_Extracted data entries_.
— BEGIN —

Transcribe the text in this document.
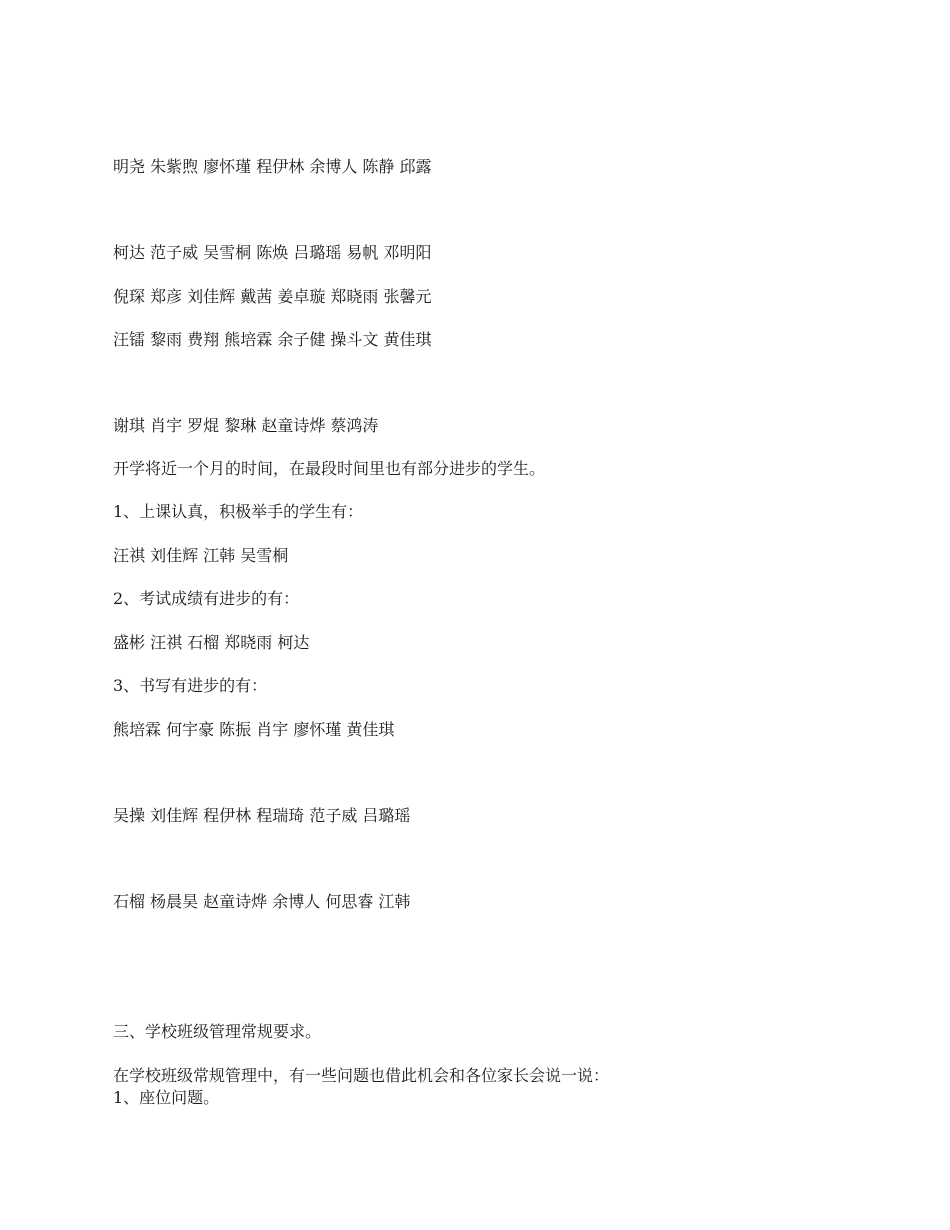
明尧 朱紫煦 廖怀瑾 程伊林 余博人 陈静 邱露
柯达 范子威 吴雪桐 陈焕 吕璐瑶 易帆 邓明阳
倪琛 郑彦 刘佳辉 戴茜 姜卓璇 郑晓雨 张馨元
汪镭 黎雨 费翔 熊培霖 余子健 操斗文 黄佳琪
谢琪 肖宇 罗焜 黎琳 赵童诗烨 蔡鸿涛
开学将近一个月的时间，在最段时间里也有部分进步的学生。
1、上课认真，积极举手的学生有：
汪祺 刘佳辉 江韩 吴雪桐
2、考试成绩有进步的有：
盛彬 汪祺 石榴 郑晓雨 柯达
3、书写有进步的有：
熊培霖 何宇豪 陈振 肖宇 廖怀瑾 黄佳琪
吴操 刘佳辉 程伊林 程瑞琦 范子威 吕璐瑶
石榴 杨晨昊 赵童诗烨 余博人 何思睿 江韩
三、学校班级管理常规要求。
在学校班级常规管理中，有一些问题也借此机会和各位家长会说一说：
1、座位问题。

— END —

_Task instructions_.
Repeat the entries exactly. Pictures are excluded from the copy.

_Full output_.
Transcribe the text in this document.
明尧 朱紫煦 廖怀瑾 程伊林 余博人 陈静 邱露
柯达 范子威 吴雪桐 陈焕 吕璐瑶 易帆 邓明阳
倪琛 郑彦 刘佳辉 戴茜 姜卓璇 郑晓雨 张馨元
汪镭 黎雨 费翔 熊培霖 余子健 操斗文 黄佳琪
谢琪 肖宇 罗焜 黎琳 赵童诗烨 蔡鸿涛
开学将近一个月的时间，在最段时间里也有部分进步的学生。
1、上课认真，积极举手的学生有：
汪祺 刘佳辉 江韩 吴雪桐
2、考试成绩有进步的有：
盛彬 汪祺 石榴 郑晓雨 柯达
3、书写有进步的有：
熊培霖 何宇豪 陈振 肖宇 廖怀瑾 黄佳琪
吴操 刘佳辉 程伊林 程瑞琦 范子威 吕璐瑶
石榴 杨晨昊 赵童诗烨 余博人 何思睿 江韩
三、学校班级管理常规要求。
在学校班级常规管理中，有一些问题也借此机会和各位家长会说一说：
1、座位问题。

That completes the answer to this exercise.